>>>

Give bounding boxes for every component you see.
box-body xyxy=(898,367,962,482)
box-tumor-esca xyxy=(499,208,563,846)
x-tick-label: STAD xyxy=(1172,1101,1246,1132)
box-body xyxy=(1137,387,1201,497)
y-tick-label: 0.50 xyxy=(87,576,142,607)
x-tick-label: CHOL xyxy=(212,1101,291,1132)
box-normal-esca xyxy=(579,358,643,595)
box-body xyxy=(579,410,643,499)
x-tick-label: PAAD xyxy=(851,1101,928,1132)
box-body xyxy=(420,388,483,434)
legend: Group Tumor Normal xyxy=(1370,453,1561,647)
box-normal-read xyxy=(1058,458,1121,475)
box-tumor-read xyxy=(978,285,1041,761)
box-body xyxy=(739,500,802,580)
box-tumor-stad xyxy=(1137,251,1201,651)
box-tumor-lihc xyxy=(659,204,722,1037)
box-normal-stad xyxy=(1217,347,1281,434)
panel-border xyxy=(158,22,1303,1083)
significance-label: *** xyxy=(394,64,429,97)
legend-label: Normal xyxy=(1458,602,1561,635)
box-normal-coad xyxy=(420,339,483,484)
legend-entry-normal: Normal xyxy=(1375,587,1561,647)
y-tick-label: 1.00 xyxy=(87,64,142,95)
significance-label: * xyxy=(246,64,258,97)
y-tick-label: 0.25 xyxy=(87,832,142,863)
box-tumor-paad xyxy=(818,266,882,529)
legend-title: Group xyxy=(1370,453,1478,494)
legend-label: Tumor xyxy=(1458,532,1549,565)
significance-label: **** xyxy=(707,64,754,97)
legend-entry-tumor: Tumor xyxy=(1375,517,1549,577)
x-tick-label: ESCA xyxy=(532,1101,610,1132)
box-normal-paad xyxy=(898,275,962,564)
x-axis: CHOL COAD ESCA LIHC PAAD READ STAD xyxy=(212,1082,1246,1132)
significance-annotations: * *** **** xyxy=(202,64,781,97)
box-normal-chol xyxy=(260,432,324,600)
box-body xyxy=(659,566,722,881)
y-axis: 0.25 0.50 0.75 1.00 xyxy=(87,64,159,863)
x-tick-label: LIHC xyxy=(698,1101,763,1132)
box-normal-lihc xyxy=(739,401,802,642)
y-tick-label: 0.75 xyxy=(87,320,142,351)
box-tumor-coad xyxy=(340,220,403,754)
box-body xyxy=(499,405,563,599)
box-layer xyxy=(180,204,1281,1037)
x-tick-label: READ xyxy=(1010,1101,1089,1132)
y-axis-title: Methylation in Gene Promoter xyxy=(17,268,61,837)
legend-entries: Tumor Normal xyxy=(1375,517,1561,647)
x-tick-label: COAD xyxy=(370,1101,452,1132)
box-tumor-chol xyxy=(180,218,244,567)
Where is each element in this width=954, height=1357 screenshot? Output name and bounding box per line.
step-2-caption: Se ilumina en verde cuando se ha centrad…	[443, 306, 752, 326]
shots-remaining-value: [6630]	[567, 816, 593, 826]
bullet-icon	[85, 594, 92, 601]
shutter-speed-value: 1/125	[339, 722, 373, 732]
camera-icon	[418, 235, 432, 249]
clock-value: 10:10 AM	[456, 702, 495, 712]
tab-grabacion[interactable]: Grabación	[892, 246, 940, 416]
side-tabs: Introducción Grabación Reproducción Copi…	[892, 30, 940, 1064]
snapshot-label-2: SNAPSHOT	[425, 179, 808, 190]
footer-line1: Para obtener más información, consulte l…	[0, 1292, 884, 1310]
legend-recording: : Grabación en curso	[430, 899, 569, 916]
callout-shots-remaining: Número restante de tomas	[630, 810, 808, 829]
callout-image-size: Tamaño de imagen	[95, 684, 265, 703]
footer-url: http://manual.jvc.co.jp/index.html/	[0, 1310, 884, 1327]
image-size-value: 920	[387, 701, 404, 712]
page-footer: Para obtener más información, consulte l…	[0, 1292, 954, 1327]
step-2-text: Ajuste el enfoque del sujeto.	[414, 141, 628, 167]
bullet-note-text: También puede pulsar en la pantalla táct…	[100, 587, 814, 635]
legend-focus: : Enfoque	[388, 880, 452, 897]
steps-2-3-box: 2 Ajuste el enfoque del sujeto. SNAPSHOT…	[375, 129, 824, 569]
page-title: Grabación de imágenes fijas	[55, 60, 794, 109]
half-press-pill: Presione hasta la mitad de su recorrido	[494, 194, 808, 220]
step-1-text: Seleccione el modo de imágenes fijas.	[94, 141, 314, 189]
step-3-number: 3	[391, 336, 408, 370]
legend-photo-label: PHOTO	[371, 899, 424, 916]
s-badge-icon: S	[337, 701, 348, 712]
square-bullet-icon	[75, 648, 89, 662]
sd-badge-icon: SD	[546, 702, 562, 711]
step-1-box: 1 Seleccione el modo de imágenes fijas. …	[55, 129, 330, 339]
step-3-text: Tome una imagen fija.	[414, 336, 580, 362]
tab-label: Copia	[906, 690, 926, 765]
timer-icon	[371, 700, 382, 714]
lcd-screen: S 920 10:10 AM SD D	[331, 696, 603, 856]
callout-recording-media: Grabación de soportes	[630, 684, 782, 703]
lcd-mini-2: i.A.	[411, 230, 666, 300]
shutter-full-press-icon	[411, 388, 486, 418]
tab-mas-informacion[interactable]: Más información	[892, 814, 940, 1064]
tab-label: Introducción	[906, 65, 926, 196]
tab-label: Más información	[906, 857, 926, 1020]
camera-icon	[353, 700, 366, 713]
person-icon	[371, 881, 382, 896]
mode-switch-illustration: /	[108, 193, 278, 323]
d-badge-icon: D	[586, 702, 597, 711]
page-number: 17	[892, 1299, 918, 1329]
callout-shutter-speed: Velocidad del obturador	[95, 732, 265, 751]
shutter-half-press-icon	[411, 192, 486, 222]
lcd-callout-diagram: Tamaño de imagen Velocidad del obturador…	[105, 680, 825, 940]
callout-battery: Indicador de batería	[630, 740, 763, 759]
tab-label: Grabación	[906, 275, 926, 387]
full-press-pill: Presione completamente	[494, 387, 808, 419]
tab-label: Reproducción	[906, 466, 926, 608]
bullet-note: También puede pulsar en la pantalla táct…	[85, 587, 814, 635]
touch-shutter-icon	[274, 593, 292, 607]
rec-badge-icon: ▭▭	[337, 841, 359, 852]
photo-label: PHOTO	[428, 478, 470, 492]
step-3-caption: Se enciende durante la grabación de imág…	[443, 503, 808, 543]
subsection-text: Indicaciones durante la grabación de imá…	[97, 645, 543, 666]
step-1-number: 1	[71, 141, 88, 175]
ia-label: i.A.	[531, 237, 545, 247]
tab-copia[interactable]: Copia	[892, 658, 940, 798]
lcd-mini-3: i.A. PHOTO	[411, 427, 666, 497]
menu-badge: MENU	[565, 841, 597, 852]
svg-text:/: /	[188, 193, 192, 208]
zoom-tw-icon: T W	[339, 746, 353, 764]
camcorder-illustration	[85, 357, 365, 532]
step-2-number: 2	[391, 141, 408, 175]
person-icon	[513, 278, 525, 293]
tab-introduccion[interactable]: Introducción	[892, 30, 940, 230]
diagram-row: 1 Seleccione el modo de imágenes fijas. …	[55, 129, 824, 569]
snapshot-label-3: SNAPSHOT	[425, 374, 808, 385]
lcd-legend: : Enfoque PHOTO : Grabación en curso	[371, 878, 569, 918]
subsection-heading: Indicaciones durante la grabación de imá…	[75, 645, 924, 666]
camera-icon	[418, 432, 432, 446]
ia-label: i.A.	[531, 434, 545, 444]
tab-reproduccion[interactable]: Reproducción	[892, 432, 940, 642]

<<<

Work instruction: Out of the material above, select every line that holds the string "imágenes".

Written answer:
page-title: Grabación de imágenes fijas	[55, 60, 794, 109]
step-1-text: Seleccione el modo de imágenes fijas.	[94, 141, 314, 189]
step-1-box: 1 Seleccione el modo de imágenes fijas. …	[55, 129, 330, 339]
diagram-row: 1 Seleccione el modo de imágenes fijas. …	[55, 129, 824, 569]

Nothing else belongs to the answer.